Excerpted data »
## Start

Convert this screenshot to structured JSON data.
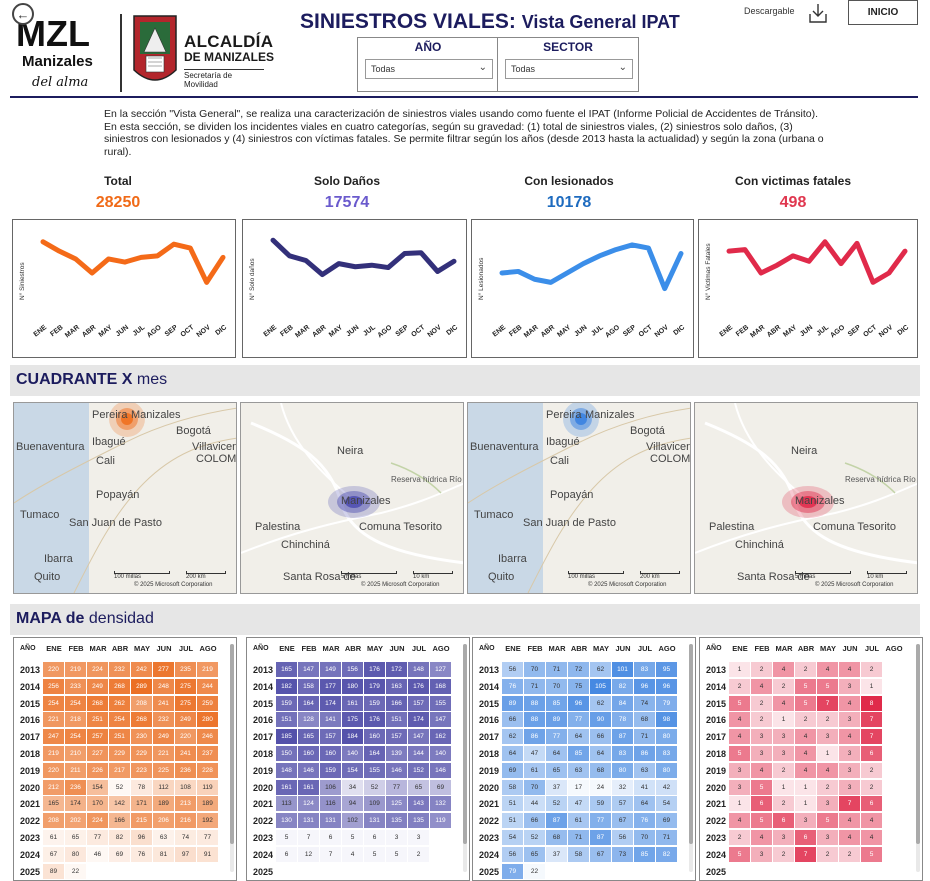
{
  "header": {
    "back_label": "←",
    "logo_mzl": "MZL",
    "logo_manizales": "Manizales",
    "logo_tagline": "del alma",
    "alcaldia_title": "ALCALDÍA",
    "alcaldia_city": "DE MANIZALES",
    "alcaldia_dept": "Secretaría de Movilidad",
    "title_main": "SINIESTROS VIALES:",
    "title_sub": "Vista General IPAT",
    "download_label": "Descargable",
    "inicio_label": "INICIO"
  },
  "filters": [
    {
      "label": "AÑO",
      "value": "Todas"
    },
    {
      "label": "SECTOR",
      "value": "Todas"
    }
  ],
  "description": "En la sección \"Vista General\", se realiza una caracterización de siniestros viales usando como fuente el IPAT (Informe Policial de Accidentes de Tránsito). En esta sección, se dividen los incidentes viales en cuatro categorías, según su gravedad: (1) total de siniestros viales, (2) siniestros solo daños, (3) siniestros con lesionados y (4) siniestros con víctimas fatales. Se permite filtrar según los años (desde 2013 hasta la actualidad) y según la zona (urbana o rural).",
  "kpis": [
    {
      "label": "Total",
      "value": "28250",
      "color": "#f06a17"
    },
    {
      "label": "Solo Daños",
      "value": "17574",
      "color": "#6a5acd"
    },
    {
      "label": "Con lesionados",
      "value": "10178",
      "color": "#1e6bbf"
    },
    {
      "label": "Con victimas fatales",
      "value": "498",
      "color": "#e0374f"
    }
  ],
  "months": [
    "ENE",
    "FEB",
    "MAR",
    "ABR",
    "MAY",
    "JUN",
    "JUL",
    "AGO",
    "SEP",
    "OCT",
    "NOV",
    "DIC"
  ],
  "line_charts": [
    {
      "ylabel": "N° Siniestros",
      "color": "#f46a18",
      "values": [
        0.9,
        0.78,
        0.68,
        0.5,
        0.68,
        0.64,
        0.7,
        0.72,
        0.87,
        0.82,
        0.38,
        0.7
      ]
    },
    {
      "ylabel": "N° Solo daños",
      "color": "#33307a",
      "values": [
        0.92,
        0.72,
        0.66,
        0.48,
        0.62,
        0.58,
        0.6,
        0.57,
        0.75,
        0.76,
        0.52,
        0.65
      ]
    },
    {
      "ylabel": "N° Lesionados",
      "color": "#3b8ee9",
      "values": [
        0.5,
        0.52,
        0.42,
        0.38,
        0.5,
        0.62,
        0.72,
        0.8,
        0.86,
        0.82,
        0.3,
        0.75
      ]
    },
    {
      "ylabel": "N° Victimas Fatales",
      "color": "#e02a4a",
      "values": [
        0.78,
        0.8,
        0.5,
        0.6,
        0.72,
        0.65,
        0.9,
        0.62,
        0.88,
        0.38,
        0.5,
        0.78
      ]
    }
  ],
  "sections": {
    "cuadrante_bold": "CUADRANTE X",
    "cuadrante_rest": "mes",
    "mapa_bold": "MAPA de",
    "mapa_rest": "densidad"
  },
  "maps": [
    {
      "kind": "region",
      "hotspot": "#f07020",
      "labels": [
        "Pereira",
        "Manizales",
        "Ibagué",
        "Bogotá",
        "Buenaventura",
        "Cali",
        "Villavicencio",
        "COLOMBIA",
        "Popayán",
        "Tumaco",
        "San Juan de Pasto",
        "Ibarra",
        "Quito"
      ],
      "scale1": "100 millas",
      "scale2": "200 km",
      "copyright": "© 2025 Microsoft Corporation"
    },
    {
      "kind": "city",
      "hotspot": "#4c4cb0",
      "labels": [
        "Neira",
        "Manizales",
        "Reserva hídrica Río Blanco",
        "Palestina",
        "Comuna Tesorito",
        "Chinchiná",
        "Santa Rosa de"
      ],
      "scale1": "5 millas",
      "scale2": "10 km",
      "copyright": "© 2025 Microsoft Corporation"
    },
    {
      "kind": "region",
      "hotspot": "#3b82e0",
      "labels": [
        "Pereira",
        "Manizales",
        "Ibagué",
        "Bogotá",
        "Buenaventura",
        "Cali",
        "Villavicencio",
        "COLOMBIA",
        "Popayán",
        "Tumaco",
        "San Juan de Pasto",
        "Ibarra",
        "Quito"
      ],
      "scale1": "100 millas",
      "scale2": "200 km",
      "copyright": "© 2025 Microsoft Corporation"
    },
    {
      "kind": "city",
      "hotspot": "#e02a4a",
      "labels": [
        "Neira",
        "Manizales",
        "Reserva hídrica Río Blanco",
        "Palestina",
        "Comuna Tesorito",
        "Chinchiná",
        "Santa Rosa de"
      ],
      "scale1": "5 millas",
      "scale2": "10 km",
      "copyright": "© 2025 Microsoft Corporation"
    }
  ],
  "heatmaps": [
    {
      "header_year": "AÑO",
      "cols": [
        "ENE",
        "FEB",
        "MAR",
        "ABR",
        "MAY",
        "JUN",
        "JUL",
        "AGO"
      ],
      "color": "#ea6a1b",
      "min": 40,
      "max": 300,
      "rows": [
        {
          "year": "2013",
          "values": [
            "220",
            "219",
            "224",
            "232",
            "242",
            "277",
            "235",
            "219"
          ]
        },
        {
          "year": "2014",
          "values": [
            "256",
            "233",
            "249",
            "268",
            "289",
            "248",
            "275",
            "244"
          ]
        },
        {
          "year": "2015",
          "values": [
            "254",
            "254",
            "268",
            "262",
            "208",
            "241",
            "275",
            "259"
          ]
        },
        {
          "year": "2016",
          "values": [
            "221",
            "218",
            "251",
            "254",
            "268",
            "232",
            "249",
            "280"
          ]
        },
        {
          "year": "2017",
          "values": [
            "247",
            "254",
            "257",
            "251",
            "230",
            "249",
            "220",
            "246"
          ]
        },
        {
          "year": "2018",
          "values": [
            "219",
            "210",
            "227",
            "229",
            "229",
            "221",
            "241",
            "237"
          ]
        },
        {
          "year": "2019",
          "values": [
            "220",
            "211",
            "226",
            "217",
            "223",
            "225",
            "236",
            "228"
          ]
        },
        {
          "year": "2020",
          "values": [
            "212",
            "236",
            "154",
            "52",
            "78",
            "112",
            "108",
            "119"
          ]
        },
        {
          "year": "2021",
          "values": [
            "165",
            "174",
            "170",
            "142",
            "171",
            "189",
            "213",
            "189"
          ]
        },
        {
          "year": "2022",
          "values": [
            "208",
            "202",
            "224",
            "166",
            "215",
            "206",
            "216",
            "192"
          ]
        },
        {
          "year": "2023",
          "values": [
            "61",
            "65",
            "77",
            "82",
            "96",
            "63",
            "74",
            "77"
          ]
        },
        {
          "year": "2024",
          "values": [
            "67",
            "80",
            "46",
            "69",
            "76",
            "81",
            "97",
            "91"
          ]
        },
        {
          "year": "2025",
          "values": [
            "89",
            "22",
            "",
            "",
            "",
            "",
            "",
            ""
          ]
        }
      ]
    },
    {
      "header_year": "AÑO",
      "cols": [
        "ENE",
        "FEB",
        "MAR",
        "ABR",
        "MAY",
        "JUN",
        "JUL",
        "AGO"
      ],
      "color": "#4f4ca8",
      "min": 0,
      "max": 190,
      "rows": [
        {
          "year": "2013",
          "values": [
            "165",
            "147",
            "149",
            "156",
            "176",
            "172",
            "148",
            "127"
          ]
        },
        {
          "year": "2014",
          "values": [
            "182",
            "158",
            "177",
            "180",
            "179",
            "163",
            "176",
            "168"
          ]
        },
        {
          "year": "2015",
          "values": [
            "159",
            "164",
            "174",
            "161",
            "159",
            "166",
            "157",
            "155"
          ]
        },
        {
          "year": "2016",
          "values": [
            "151",
            "128",
            "141",
            "175",
            "176",
            "151",
            "174",
            "147"
          ]
        },
        {
          "year": "2017",
          "values": [
            "185",
            "165",
            "157",
            "184",
            "160",
            "157",
            "147",
            "162"
          ]
        },
        {
          "year": "2018",
          "values": [
            "150",
            "160",
            "160",
            "140",
            "164",
            "139",
            "144",
            "140"
          ]
        },
        {
          "year": "2019",
          "values": [
            "148",
            "146",
            "159",
            "154",
            "155",
            "146",
            "152",
            "146"
          ]
        },
        {
          "year": "2020",
          "values": [
            "161",
            "161",
            "106",
            "34",
            "52",
            "77",
            "65",
            "69"
          ]
        },
        {
          "year": "2021",
          "values": [
            "113",
            "124",
            "116",
            "94",
            "109",
            "125",
            "143",
            "132"
          ]
        },
        {
          "year": "2022",
          "values": [
            "130",
            "131",
            "131",
            "102",
            "131",
            "135",
            "135",
            "119"
          ]
        },
        {
          "year": "2023",
          "values": [
            "5",
            "7",
            "6",
            "5",
            "6",
            "3",
            "3",
            ""
          ]
        },
        {
          "year": "2024",
          "values": [
            "6",
            "12",
            "7",
            "4",
            "5",
            "5",
            "2",
            ""
          ]
        },
        {
          "year": "2025",
          "values": [
            "",
            "",
            "",
            "",
            "",
            "",
            "",
            ""
          ]
        }
      ]
    },
    {
      "header_year": "AÑO",
      "cols": [
        "ENE",
        "FEB",
        "MAR",
        "ABR",
        "MAY",
        "JUN",
        "JUL",
        "AGO"
      ],
      "color": "#3b82e0",
      "min": 20,
      "max": 110,
      "rows": [
        {
          "year": "2013",
          "values": [
            "56",
            "70",
            "71",
            "72",
            "62",
            "101",
            "83",
            "95"
          ]
        },
        {
          "year": "2014",
          "values": [
            "76",
            "71",
            "70",
            "75",
            "105",
            "82",
            "96",
            "96"
          ]
        },
        {
          "year": "2015",
          "values": [
            "89",
            "88",
            "85",
            "96",
            "62",
            "84",
            "74",
            "79"
          ]
        },
        {
          "year": "2016",
          "values": [
            "66",
            "88",
            "89",
            "77",
            "90",
            "78",
            "68",
            "98"
          ]
        },
        {
          "year": "2017",
          "values": [
            "62",
            "86",
            "77",
            "64",
            "66",
            "87",
            "71",
            "80"
          ]
        },
        {
          "year": "2018",
          "values": [
            "64",
            "47",
            "64",
            "85",
            "64",
            "83",
            "86",
            "83"
          ]
        },
        {
          "year": "2019",
          "values": [
            "69",
            "61",
            "65",
            "63",
            "68",
            "80",
            "63",
            "80"
          ]
        },
        {
          "year": "2020",
          "values": [
            "58",
            "70",
            "37",
            "17",
            "24",
            "32",
            "41",
            "42"
          ]
        },
        {
          "year": "2021",
          "values": [
            "51",
            "44",
            "52",
            "47",
            "59",
            "57",
            "64",
            "54"
          ]
        },
        {
          "year": "2022",
          "values": [
            "51",
            "66",
            "87",
            "61",
            "77",
            "67",
            "76",
            "69"
          ]
        },
        {
          "year": "2023",
          "values": [
            "54",
            "52",
            "68",
            "71",
            "87",
            "56",
            "70",
            "71"
          ]
        },
        {
          "year": "2024",
          "values": [
            "56",
            "65",
            "37",
            "58",
            "67",
            "73",
            "85",
            "82"
          ]
        },
        {
          "year": "2025",
          "values": [
            "79",
            "22",
            "",
            "",
            "",
            "",
            "",
            ""
          ]
        }
      ]
    },
    {
      "header_year": "AÑO",
      "cols": [
        "ENE",
        "FEB",
        "MAR",
        "ABR",
        "MAY",
        "JUN",
        "JUL",
        "AGO"
      ],
      "color": "#e02a4a",
      "min": 0,
      "max": 8,
      "rows": [
        {
          "year": "2013",
          "values": [
            "1",
            "2",
            "4",
            "2",
            "4",
            "4",
            "2",
            ""
          ]
        },
        {
          "year": "2014",
          "values": [
            "2",
            "4",
            "2",
            "5",
            "5",
            "3",
            "1",
            ""
          ]
        },
        {
          "year": "2015",
          "values": [
            "5",
            "2",
            "4",
            "5",
            "7",
            "4",
            "8",
            ""
          ]
        },
        {
          "year": "2016",
          "values": [
            "4",
            "2",
            "1",
            "2",
            "2",
            "3",
            "7",
            ""
          ]
        },
        {
          "year": "2017",
          "values": [
            "4",
            "3",
            "3",
            "4",
            "3",
            "4",
            "7",
            ""
          ]
        },
        {
          "year": "2018",
          "values": [
            "5",
            "3",
            "3",
            "4",
            "1",
            "3",
            "6",
            ""
          ]
        },
        {
          "year": "2019",
          "values": [
            "3",
            "4",
            "2",
            "4",
            "4",
            "3",
            "2",
            ""
          ]
        },
        {
          "year": "2020",
          "values": [
            "3",
            "5",
            "1",
            "1",
            "2",
            "3",
            "2",
            ""
          ]
        },
        {
          "year": "2021",
          "values": [
            "1",
            "6",
            "2",
            "1",
            "3",
            "7",
            "6",
            ""
          ]
        },
        {
          "year": "2022",
          "values": [
            "4",
            "5",
            "6",
            "3",
            "5",
            "4",
            "4",
            ""
          ]
        },
        {
          "year": "2023",
          "values": [
            "2",
            "4",
            "3",
            "6",
            "3",
            "4",
            "4",
            ""
          ]
        },
        {
          "year": "2024",
          "values": [
            "5",
            "3",
            "2",
            "7",
            "2",
            "2",
            "5",
            ""
          ]
        },
        {
          "year": "2025",
          "values": [
            "",
            "",
            "",
            "",
            "",
            "",
            "",
            ""
          ]
        }
      ]
    }
  ]
}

## End

Given task »
Going through the entries above, tally each line that has the word "ylabel". Answer with the number only.

Final result »
4